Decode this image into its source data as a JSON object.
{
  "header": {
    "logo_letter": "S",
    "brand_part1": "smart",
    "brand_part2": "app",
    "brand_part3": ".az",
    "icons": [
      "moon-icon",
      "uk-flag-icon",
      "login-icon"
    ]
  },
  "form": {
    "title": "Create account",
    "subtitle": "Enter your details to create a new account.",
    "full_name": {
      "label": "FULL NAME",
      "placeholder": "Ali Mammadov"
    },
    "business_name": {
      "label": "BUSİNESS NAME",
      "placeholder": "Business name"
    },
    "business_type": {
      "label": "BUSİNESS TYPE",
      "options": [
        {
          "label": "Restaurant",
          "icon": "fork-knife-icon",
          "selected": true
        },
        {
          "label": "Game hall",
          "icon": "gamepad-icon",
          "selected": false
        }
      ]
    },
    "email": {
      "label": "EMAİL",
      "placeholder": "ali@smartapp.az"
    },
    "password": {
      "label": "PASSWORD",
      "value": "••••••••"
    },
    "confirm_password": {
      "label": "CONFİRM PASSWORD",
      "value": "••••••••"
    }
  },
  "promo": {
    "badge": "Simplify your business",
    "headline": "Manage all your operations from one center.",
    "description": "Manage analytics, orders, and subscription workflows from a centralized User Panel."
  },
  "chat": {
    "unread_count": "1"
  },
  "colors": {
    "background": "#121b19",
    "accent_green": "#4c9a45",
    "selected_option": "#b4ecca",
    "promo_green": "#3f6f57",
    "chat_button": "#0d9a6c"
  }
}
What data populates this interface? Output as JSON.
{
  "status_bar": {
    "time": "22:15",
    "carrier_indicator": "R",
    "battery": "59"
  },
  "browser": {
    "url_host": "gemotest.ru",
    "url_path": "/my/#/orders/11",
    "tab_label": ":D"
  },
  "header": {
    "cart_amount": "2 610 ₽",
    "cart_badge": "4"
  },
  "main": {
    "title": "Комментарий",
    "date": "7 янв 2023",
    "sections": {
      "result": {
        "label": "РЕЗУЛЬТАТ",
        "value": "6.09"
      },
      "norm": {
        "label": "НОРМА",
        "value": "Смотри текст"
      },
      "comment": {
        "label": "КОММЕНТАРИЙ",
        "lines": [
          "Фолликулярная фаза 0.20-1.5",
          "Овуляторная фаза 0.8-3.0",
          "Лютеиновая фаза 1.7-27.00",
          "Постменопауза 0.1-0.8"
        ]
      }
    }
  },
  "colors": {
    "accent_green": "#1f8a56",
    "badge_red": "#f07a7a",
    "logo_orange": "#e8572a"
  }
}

== Stated problem ==
Through the last line of the entries above, beginning at the line containing "What data populates", transcribe each line exactly, both ends included and nothing more.

== Exercise output ==
What data populates this interface? Output as JSON.
{
  "status_bar": {
    "time": "22:15",
    "carrier_indicator": "R",
    "battery": "59"
  },
  "browser": {
    "url_host": "gemotest.ru",
    "url_path": "/my/#/orders/11",
    "tab_label": ":D"
  },
  "header": {
    "cart_amount": "2 610 ₽",
    "cart_badge": "4"
  },
  "main": {
    "title": "Комментарий",
    "date": "7 янв 2023",
    "sections": {
      "result": {
        "label": "РЕЗУЛЬТАТ",
        "value": "6.09"
      },
      "norm": {
        "label": "НОРМА",
        "value": "Смотри текст"
      },
      "comment": {
        "label": "КОММЕНТАРИЙ",
        "lines": [
          "Фолликулярная фаза 0.20-1.5",
          "Овуляторная фаза 0.8-3.0",
          "Лютеиновая фаза 1.7-27.00",
          "Постменопауза 0.1-0.8"
        ]
      }
    }
  },
  "colors": {
    "accent_green": "#1f8a56",
    "badge_red": "#f07a7a",
    "logo_orange": "#e8572a"
  }
}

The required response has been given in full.